* Input for this task:
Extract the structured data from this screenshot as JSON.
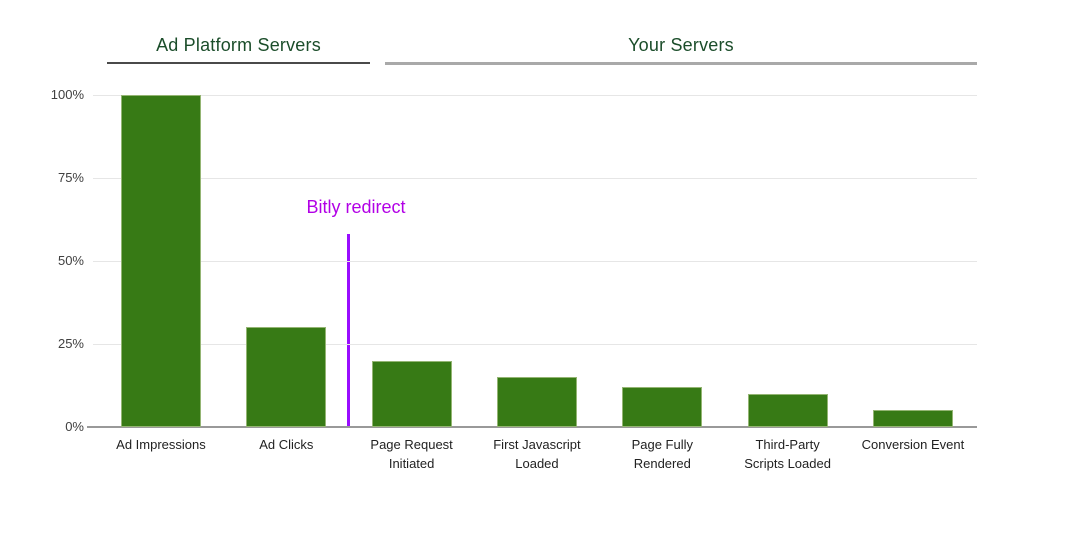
{
  "chart_data": {
    "type": "bar",
    "title": "",
    "xlabel": "",
    "ylabel": "",
    "ylim": [
      0,
      100
    ],
    "grid": true,
    "legend": "none",
    "group_headers": [
      {
        "label": "Ad Platform Servers",
        "covers": [
          "Ad Impressions",
          "Ad Clicks"
        ]
      },
      {
        "label": "Your Servers",
        "covers": [
          "Page Request Initiated",
          "First Javascript Loaded",
          "Page Fully Rendered",
          "Third-Party Scripts Loaded",
          "Conversion Event"
        ]
      }
    ],
    "categories": [
      "Ad Impressions",
      "Ad Clicks",
      "Page Request\nInitiated",
      "First Javascript\nLoaded",
      "Page Fully\nRendered",
      "Third-Party\nScripts Loaded",
      "Conversion Event"
    ],
    "values": [
      100,
      30,
      20,
      15,
      12,
      10,
      5
    ],
    "value_unit": "%",
    "ytick_labels": [
      "100%",
      "75%",
      "50%",
      "25%",
      "0%"
    ],
    "ytick_values": [
      100,
      75,
      50,
      25,
      0
    ],
    "annotation": {
      "label": "Bitly redirect",
      "position": "between Ad Clicks and Page Request Initiated",
      "boundary_after_index": 1
    }
  },
  "colors": {
    "background": "#ffffff",
    "bar_fill": "#377a15",
    "bar_stroke": "#94b573",
    "header_text": "#1b4d2a",
    "header_underline_left": "#4a4a4a",
    "header_underline_right": "#a9a9a9",
    "annotation_text": "#b200e6",
    "annotation_line": "#990dff",
    "gridline": "#e6e6e6",
    "axis_line": "#999999",
    "tick_text": "#404040",
    "category_text": "#222222"
  }
}
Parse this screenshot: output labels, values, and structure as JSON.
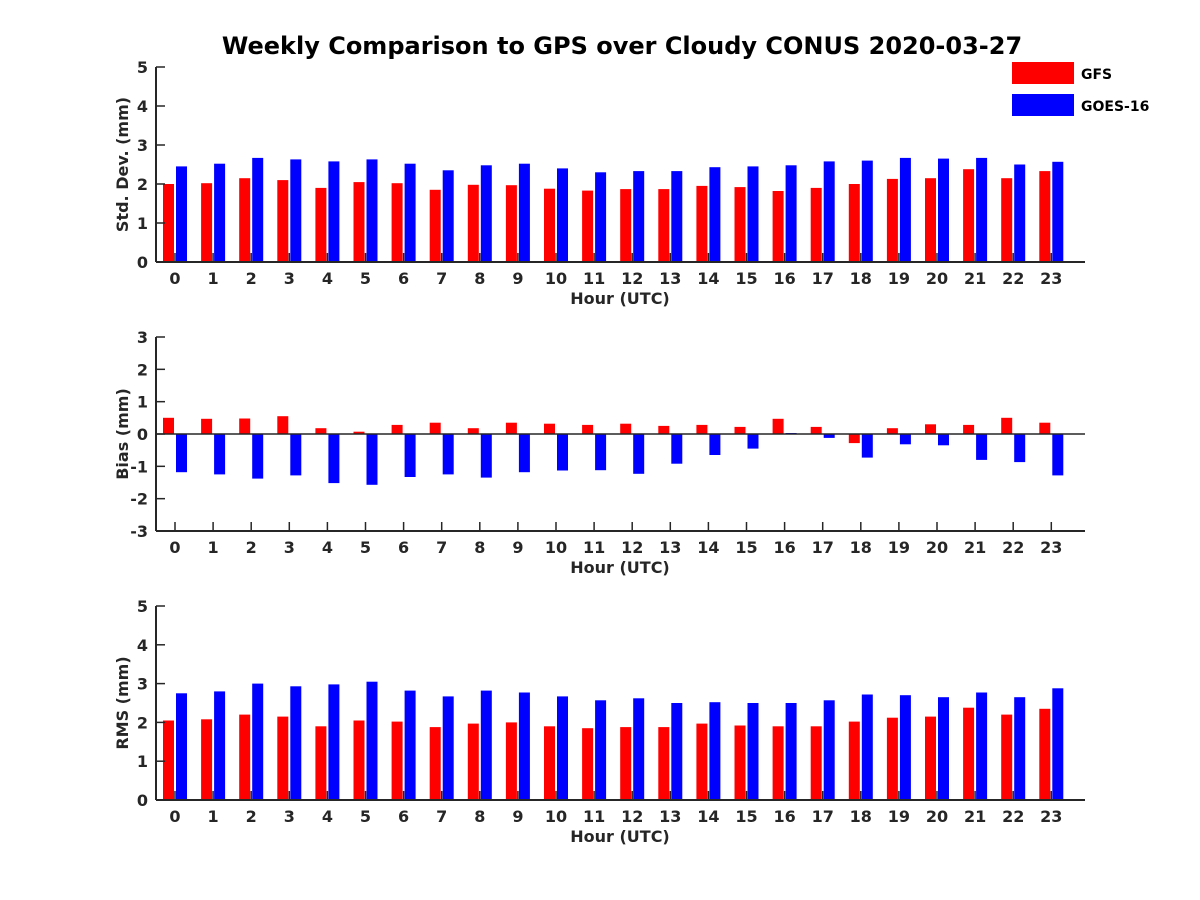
{
  "title": "Weekly Comparison to GPS over Cloudy CONUS 2020-03-27",
  "legend": {
    "placement": "top-right",
    "items": [
      {
        "label": "GFS",
        "color": "#ff0000"
      },
      {
        "label": "GOES-16",
        "color": "#0000ff"
      }
    ]
  },
  "chart_data": [
    {
      "type": "bar",
      "ylabel": "Std. Dev. (mm)",
      "xlabel": "Hour (UTC)",
      "ylim": [
        0,
        5
      ],
      "yticks": [
        0,
        1,
        2,
        3,
        4,
        5
      ],
      "categories": [
        "0",
        "1",
        "2",
        "3",
        "4",
        "5",
        "6",
        "7",
        "8",
        "9",
        "10",
        "11",
        "12",
        "13",
        "14",
        "15",
        "16",
        "17",
        "18",
        "19",
        "20",
        "21",
        "22",
        "23"
      ],
      "series": [
        {
          "name": "GFS",
          "color": "#ff0000",
          "values": [
            2.0,
            2.02,
            2.15,
            2.1,
            1.9,
            2.05,
            2.02,
            1.85,
            1.98,
            1.97,
            1.88,
            1.83,
            1.87,
            1.87,
            1.95,
            1.92,
            1.82,
            1.9,
            2.0,
            2.13,
            2.15,
            2.38,
            2.15,
            2.33
          ]
        },
        {
          "name": "GOES-16",
          "color": "#0000ff",
          "values": [
            2.45,
            2.52,
            2.67,
            2.63,
            2.58,
            2.63,
            2.52,
            2.35,
            2.48,
            2.52,
            2.4,
            2.3,
            2.33,
            2.33,
            2.43,
            2.45,
            2.48,
            2.58,
            2.6,
            2.67,
            2.65,
            2.67,
            2.5,
            2.57
          ]
        }
      ]
    },
    {
      "type": "bar",
      "ylabel": "Bias (mm)",
      "xlabel": "Hour (UTC)",
      "ylim": [
        -3,
        3
      ],
      "yticks": [
        -3,
        -2,
        -1,
        0,
        1,
        2,
        3
      ],
      "categories": [
        "0",
        "1",
        "2",
        "3",
        "4",
        "5",
        "6",
        "7",
        "8",
        "9",
        "10",
        "11",
        "12",
        "13",
        "14",
        "15",
        "16",
        "17",
        "18",
        "19",
        "20",
        "21",
        "22",
        "23"
      ],
      "series": [
        {
          "name": "GFS",
          "color": "#ff0000",
          "values": [
            0.5,
            0.47,
            0.48,
            0.55,
            0.18,
            0.07,
            0.28,
            0.35,
            0.18,
            0.35,
            0.32,
            0.28,
            0.32,
            0.25,
            0.28,
            0.22,
            0.47,
            0.22,
            -0.28,
            0.18,
            0.3,
            0.28,
            0.5,
            0.35
          ]
        },
        {
          "name": "GOES-16",
          "color": "#0000ff",
          "values": [
            -1.18,
            -1.25,
            -1.38,
            -1.28,
            -1.52,
            -1.57,
            -1.33,
            -1.25,
            -1.35,
            -1.18,
            -1.13,
            -1.12,
            -1.23,
            -0.92,
            -0.65,
            -0.45,
            0.03,
            -0.12,
            -0.73,
            -0.32,
            -0.35,
            -0.8,
            -0.87,
            -1.28
          ]
        }
      ]
    },
    {
      "type": "bar",
      "ylabel": "RMS (mm)",
      "xlabel": "Hour (UTC)",
      "ylim": [
        0,
        5
      ],
      "yticks": [
        0,
        1,
        2,
        3,
        4,
        5
      ],
      "categories": [
        "0",
        "1",
        "2",
        "3",
        "4",
        "5",
        "6",
        "7",
        "8",
        "9",
        "10",
        "11",
        "12",
        "13",
        "14",
        "15",
        "16",
        "17",
        "18",
        "19",
        "20",
        "21",
        "22",
        "23"
      ],
      "series": [
        {
          "name": "GFS",
          "color": "#ff0000",
          "values": [
            2.05,
            2.08,
            2.2,
            2.15,
            1.9,
            2.05,
            2.02,
            1.88,
            1.97,
            2.0,
            1.9,
            1.85,
            1.88,
            1.88,
            1.97,
            1.92,
            1.9,
            1.9,
            2.02,
            2.12,
            2.15,
            2.38,
            2.2,
            2.35
          ]
        },
        {
          "name": "GOES-16",
          "color": "#0000ff",
          "values": [
            2.75,
            2.8,
            3.0,
            2.93,
            2.98,
            3.05,
            2.82,
            2.67,
            2.82,
            2.77,
            2.67,
            2.57,
            2.62,
            2.5,
            2.52,
            2.5,
            2.5,
            2.57,
            2.72,
            2.7,
            2.65,
            2.77,
            2.65,
            2.88
          ]
        }
      ]
    }
  ]
}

* Exercise details: For each line above that contains the word "Javascript", copy that line.

* Problem solution:
          "First Javascript Loaded",
      "First Javascript\nLoaded",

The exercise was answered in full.